Data entries:
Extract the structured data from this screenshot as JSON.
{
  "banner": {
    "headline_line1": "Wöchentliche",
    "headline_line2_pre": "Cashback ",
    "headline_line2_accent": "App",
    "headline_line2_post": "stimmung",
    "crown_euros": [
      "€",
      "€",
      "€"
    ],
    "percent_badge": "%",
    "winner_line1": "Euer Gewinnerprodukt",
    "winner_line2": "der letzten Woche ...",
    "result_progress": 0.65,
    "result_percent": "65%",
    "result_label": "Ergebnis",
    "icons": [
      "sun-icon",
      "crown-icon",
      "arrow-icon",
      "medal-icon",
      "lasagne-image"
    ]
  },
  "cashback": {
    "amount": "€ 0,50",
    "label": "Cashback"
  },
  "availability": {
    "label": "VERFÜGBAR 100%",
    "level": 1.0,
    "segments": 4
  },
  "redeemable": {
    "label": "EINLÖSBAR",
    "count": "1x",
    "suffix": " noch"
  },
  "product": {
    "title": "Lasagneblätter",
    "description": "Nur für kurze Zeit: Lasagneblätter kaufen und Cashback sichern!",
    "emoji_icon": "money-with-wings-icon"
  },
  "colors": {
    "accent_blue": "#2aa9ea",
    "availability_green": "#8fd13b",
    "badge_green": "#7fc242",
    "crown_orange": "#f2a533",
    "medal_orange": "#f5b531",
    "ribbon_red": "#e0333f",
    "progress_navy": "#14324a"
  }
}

*Given request*: Across the data, tally the lines containing "Lasagneblätter" and give back the number alone.

*Final result*: 2